▶ [Exercise]: Go through the listing and copy each line with the string "values".

▶ [Records shown]:
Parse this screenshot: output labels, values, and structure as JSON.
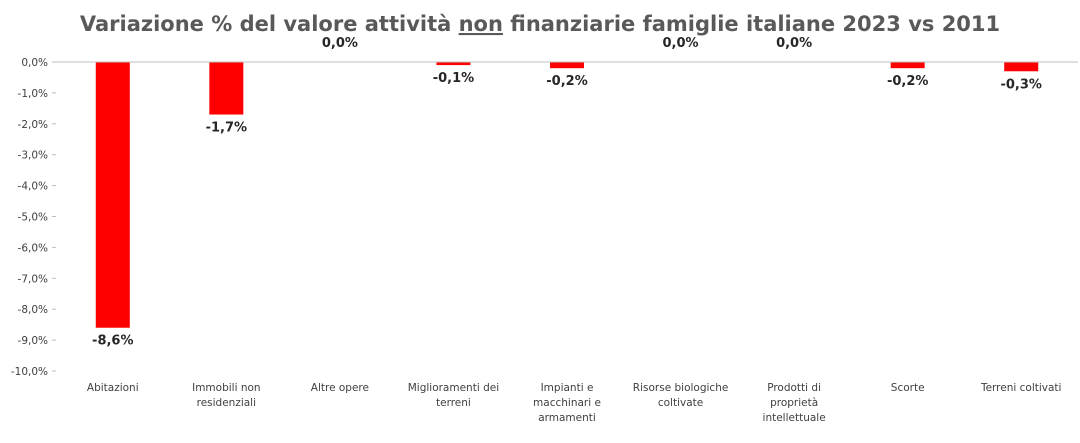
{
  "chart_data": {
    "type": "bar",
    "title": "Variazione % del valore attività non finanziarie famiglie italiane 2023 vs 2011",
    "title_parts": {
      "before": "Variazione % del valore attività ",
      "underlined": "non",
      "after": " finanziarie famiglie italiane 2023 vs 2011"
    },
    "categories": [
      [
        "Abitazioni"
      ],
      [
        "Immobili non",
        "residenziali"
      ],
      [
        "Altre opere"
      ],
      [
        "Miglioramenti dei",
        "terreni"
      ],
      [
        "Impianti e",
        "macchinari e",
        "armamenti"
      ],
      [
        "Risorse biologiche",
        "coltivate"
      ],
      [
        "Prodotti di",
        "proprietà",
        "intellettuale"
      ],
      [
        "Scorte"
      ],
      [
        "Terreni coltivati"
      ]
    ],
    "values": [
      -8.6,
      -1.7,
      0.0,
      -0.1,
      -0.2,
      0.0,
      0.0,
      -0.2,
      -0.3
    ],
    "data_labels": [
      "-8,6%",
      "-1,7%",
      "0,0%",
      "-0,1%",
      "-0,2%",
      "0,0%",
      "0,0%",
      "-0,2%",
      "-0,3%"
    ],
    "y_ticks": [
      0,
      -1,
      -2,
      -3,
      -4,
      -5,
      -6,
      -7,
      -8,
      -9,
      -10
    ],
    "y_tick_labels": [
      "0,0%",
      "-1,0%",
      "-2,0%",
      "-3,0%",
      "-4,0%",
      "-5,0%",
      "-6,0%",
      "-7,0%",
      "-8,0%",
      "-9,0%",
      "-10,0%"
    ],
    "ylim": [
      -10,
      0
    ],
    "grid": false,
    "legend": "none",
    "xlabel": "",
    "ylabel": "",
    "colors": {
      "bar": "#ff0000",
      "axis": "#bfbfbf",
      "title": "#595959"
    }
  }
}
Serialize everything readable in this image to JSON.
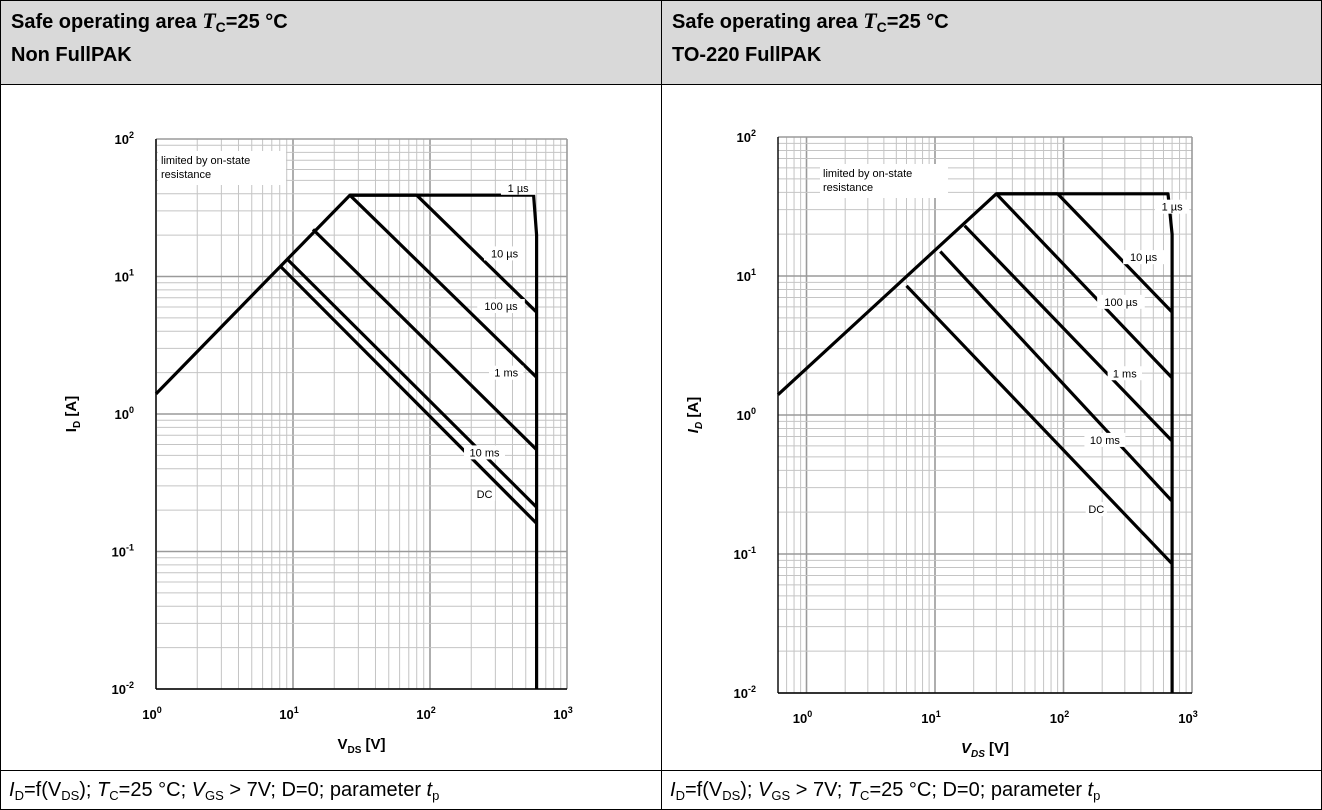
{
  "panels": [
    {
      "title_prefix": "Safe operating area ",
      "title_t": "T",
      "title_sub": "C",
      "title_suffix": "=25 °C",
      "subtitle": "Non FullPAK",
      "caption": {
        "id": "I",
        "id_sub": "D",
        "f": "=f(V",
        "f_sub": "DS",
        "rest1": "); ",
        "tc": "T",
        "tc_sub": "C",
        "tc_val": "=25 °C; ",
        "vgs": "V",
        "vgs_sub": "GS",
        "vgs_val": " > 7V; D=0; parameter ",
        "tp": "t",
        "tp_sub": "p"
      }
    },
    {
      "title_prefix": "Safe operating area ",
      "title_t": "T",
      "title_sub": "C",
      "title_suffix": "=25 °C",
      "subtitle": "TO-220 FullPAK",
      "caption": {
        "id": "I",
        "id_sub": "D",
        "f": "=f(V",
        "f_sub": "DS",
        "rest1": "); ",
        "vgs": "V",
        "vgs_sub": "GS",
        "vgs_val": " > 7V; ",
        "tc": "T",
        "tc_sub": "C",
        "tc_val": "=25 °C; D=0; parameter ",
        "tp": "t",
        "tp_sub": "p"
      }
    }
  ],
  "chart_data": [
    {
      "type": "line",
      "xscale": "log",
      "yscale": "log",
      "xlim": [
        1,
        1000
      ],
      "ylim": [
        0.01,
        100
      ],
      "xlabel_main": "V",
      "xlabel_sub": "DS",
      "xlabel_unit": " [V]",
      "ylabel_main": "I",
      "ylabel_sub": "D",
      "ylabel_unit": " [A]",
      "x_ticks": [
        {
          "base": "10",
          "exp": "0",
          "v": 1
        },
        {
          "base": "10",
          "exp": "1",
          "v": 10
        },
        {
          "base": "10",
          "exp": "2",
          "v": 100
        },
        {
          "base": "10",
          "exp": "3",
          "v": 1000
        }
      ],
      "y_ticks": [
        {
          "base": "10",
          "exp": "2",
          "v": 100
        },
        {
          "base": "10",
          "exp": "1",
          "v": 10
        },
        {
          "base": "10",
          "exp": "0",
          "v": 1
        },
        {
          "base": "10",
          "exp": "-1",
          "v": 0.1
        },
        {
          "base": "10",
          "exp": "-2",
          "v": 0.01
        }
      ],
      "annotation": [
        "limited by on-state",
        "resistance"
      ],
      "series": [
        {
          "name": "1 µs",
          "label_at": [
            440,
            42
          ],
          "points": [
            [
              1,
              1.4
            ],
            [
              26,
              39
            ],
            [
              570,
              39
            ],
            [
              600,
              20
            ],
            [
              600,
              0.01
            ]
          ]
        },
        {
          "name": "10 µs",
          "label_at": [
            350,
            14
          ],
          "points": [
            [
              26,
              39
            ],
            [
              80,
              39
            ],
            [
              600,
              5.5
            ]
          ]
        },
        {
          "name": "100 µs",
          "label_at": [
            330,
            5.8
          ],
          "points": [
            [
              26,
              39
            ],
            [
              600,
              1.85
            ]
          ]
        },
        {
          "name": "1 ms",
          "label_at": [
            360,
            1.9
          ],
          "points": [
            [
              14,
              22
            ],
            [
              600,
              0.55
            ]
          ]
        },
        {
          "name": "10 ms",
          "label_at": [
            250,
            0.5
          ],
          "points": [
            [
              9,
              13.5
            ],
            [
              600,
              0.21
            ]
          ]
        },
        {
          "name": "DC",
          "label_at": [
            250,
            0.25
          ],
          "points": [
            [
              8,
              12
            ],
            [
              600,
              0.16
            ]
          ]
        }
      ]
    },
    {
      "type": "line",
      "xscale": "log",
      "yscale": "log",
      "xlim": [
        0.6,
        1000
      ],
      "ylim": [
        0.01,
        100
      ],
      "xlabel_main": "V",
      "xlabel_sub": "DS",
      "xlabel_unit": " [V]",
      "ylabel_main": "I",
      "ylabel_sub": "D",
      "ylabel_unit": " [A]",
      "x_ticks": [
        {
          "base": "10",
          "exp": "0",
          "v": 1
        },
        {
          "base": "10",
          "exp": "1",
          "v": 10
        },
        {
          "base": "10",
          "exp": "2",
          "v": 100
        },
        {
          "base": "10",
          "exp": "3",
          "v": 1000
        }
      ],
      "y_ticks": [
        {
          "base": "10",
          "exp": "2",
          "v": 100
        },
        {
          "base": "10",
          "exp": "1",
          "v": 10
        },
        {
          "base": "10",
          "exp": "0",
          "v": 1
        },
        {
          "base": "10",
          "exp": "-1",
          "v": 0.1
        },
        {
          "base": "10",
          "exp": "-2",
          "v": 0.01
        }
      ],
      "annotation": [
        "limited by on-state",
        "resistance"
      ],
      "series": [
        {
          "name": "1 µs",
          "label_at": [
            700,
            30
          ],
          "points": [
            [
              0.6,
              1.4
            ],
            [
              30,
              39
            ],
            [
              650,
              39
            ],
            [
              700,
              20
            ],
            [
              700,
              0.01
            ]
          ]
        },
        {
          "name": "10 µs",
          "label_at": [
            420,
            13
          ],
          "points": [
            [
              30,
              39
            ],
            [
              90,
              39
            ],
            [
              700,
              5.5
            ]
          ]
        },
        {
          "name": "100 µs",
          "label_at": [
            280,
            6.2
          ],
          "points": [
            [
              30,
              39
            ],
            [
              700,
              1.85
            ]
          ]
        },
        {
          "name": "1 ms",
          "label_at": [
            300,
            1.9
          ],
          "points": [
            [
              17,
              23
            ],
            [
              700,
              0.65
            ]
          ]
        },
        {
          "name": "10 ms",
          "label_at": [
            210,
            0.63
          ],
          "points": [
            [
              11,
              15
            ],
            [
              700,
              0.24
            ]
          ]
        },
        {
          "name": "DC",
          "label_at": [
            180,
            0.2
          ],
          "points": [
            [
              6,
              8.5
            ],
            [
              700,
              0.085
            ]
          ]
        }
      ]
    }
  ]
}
==
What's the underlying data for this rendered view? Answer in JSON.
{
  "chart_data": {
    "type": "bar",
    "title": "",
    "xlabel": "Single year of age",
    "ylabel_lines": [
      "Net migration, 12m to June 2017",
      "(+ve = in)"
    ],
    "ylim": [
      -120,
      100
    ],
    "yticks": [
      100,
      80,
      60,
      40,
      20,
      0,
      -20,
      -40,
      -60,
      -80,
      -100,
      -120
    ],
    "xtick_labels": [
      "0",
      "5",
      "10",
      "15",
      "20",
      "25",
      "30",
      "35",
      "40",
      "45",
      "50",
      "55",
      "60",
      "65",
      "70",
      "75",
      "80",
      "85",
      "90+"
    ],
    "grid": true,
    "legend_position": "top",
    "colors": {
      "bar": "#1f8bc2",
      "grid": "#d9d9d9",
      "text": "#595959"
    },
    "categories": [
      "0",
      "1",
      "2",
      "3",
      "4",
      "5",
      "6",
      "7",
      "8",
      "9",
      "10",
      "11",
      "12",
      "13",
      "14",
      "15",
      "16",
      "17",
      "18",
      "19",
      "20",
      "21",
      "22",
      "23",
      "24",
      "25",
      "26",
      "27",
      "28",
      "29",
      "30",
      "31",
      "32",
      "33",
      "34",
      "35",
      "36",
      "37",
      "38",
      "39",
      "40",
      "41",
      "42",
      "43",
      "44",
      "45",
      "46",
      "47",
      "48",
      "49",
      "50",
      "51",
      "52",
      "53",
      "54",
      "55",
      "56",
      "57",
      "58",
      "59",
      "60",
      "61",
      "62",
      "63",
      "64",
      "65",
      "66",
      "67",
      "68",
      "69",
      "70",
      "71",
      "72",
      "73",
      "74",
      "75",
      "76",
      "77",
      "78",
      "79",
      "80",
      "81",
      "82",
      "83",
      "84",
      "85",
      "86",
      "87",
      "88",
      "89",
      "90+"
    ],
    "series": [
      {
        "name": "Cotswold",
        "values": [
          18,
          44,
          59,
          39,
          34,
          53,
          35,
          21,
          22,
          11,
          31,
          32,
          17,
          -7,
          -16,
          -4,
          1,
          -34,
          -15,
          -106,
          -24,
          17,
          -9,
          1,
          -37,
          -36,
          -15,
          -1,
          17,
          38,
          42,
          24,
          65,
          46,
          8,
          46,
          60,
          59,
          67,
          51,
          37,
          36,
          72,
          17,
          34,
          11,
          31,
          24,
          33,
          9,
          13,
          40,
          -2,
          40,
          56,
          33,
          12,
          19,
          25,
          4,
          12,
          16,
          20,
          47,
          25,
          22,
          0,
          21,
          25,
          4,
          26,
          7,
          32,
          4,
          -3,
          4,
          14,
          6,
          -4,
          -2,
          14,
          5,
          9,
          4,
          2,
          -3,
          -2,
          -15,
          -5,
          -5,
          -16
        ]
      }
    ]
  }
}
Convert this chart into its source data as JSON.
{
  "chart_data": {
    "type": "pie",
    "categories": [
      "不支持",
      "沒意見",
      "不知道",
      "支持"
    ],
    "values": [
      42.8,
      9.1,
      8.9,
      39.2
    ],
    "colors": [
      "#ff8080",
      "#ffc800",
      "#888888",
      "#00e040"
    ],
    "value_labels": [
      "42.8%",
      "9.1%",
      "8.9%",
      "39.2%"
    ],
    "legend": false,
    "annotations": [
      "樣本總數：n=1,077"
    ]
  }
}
==
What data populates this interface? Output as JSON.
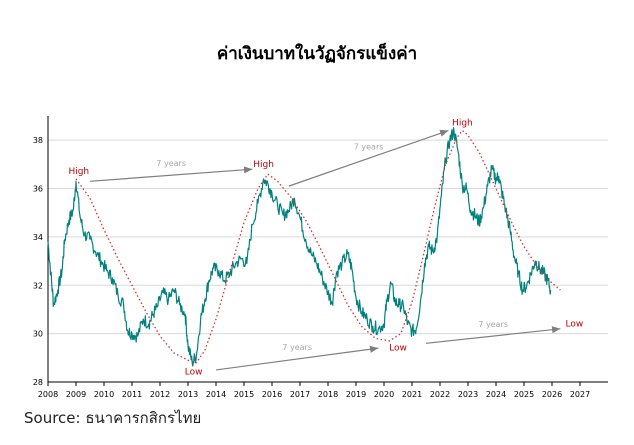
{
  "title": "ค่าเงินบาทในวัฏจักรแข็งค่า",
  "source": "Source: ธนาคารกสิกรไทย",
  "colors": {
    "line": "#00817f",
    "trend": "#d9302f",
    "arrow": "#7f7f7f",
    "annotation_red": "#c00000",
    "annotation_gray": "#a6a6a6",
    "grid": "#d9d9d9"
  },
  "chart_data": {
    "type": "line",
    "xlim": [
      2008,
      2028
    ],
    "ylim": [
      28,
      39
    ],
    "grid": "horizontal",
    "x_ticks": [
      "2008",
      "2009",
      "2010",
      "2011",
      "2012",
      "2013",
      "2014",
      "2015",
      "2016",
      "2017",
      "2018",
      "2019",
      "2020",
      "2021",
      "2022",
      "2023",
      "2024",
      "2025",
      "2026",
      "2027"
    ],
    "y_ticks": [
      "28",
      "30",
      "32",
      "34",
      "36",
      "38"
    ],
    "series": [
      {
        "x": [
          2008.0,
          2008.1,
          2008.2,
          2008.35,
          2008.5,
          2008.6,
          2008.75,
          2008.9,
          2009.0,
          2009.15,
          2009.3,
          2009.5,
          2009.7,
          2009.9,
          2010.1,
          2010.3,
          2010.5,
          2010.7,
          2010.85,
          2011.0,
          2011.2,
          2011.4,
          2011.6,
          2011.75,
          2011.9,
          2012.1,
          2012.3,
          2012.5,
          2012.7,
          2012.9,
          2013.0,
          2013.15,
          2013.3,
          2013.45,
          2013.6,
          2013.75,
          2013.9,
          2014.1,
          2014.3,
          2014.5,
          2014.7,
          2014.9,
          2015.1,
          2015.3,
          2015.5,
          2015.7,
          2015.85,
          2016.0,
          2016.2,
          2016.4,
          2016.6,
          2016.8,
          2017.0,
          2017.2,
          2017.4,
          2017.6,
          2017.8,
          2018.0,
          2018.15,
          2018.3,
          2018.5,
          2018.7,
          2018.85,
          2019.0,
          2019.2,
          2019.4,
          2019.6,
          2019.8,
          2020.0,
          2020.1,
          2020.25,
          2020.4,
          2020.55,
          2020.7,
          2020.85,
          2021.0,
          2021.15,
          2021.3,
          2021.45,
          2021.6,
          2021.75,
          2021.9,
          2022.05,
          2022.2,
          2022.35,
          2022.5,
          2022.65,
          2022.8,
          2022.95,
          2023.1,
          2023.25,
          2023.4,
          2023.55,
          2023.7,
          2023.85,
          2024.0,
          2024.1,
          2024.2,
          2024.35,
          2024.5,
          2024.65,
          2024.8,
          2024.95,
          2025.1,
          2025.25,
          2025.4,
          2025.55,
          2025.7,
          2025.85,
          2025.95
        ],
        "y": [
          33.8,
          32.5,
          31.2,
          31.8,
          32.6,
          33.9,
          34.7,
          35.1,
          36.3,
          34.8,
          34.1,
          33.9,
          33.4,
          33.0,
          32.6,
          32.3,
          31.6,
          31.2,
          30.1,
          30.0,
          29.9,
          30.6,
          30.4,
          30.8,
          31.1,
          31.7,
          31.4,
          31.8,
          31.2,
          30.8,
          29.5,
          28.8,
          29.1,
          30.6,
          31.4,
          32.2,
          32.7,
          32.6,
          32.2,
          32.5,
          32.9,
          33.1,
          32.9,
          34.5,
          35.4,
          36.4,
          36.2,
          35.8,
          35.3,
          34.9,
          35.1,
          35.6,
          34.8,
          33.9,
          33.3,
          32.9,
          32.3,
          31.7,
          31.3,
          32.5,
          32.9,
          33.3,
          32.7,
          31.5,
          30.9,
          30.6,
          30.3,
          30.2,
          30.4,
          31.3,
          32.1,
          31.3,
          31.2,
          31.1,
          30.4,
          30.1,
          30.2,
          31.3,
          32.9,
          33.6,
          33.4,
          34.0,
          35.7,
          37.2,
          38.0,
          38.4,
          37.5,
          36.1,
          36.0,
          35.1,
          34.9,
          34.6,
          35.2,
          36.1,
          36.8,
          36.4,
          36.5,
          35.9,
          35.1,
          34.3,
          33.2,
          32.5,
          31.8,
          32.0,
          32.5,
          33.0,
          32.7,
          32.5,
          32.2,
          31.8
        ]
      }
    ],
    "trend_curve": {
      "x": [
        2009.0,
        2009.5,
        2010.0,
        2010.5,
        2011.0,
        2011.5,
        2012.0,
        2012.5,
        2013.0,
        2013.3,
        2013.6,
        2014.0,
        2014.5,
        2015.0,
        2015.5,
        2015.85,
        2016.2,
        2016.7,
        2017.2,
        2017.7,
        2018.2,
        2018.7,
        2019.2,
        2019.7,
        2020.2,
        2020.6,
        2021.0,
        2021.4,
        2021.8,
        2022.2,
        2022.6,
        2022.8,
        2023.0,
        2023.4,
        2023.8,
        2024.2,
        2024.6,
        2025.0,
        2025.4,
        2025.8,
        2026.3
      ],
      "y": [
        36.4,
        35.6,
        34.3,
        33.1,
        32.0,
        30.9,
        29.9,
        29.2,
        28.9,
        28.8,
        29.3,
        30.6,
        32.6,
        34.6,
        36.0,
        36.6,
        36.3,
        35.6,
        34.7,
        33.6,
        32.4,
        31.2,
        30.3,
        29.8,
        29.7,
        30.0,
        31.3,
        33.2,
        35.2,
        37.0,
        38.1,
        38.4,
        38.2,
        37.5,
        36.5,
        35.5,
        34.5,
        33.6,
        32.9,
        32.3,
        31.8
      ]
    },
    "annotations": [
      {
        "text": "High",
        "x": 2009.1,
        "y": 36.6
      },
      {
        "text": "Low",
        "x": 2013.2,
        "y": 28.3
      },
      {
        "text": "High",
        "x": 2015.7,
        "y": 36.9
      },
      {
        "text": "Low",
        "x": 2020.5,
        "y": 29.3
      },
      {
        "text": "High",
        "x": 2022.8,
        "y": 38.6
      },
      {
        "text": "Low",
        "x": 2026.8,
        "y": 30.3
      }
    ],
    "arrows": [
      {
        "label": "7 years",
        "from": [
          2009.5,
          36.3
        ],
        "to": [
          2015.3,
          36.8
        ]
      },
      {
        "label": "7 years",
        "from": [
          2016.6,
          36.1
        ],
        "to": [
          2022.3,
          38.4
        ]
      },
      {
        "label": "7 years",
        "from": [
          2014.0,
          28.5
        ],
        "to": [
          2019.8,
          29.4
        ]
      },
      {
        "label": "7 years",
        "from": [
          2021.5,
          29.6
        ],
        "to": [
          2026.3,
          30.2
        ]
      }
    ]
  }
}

▶ [The completed task]:
Parse this screenshot: output labels, values, and structure as JSON.
    "values": [
        "values": [
    "values": [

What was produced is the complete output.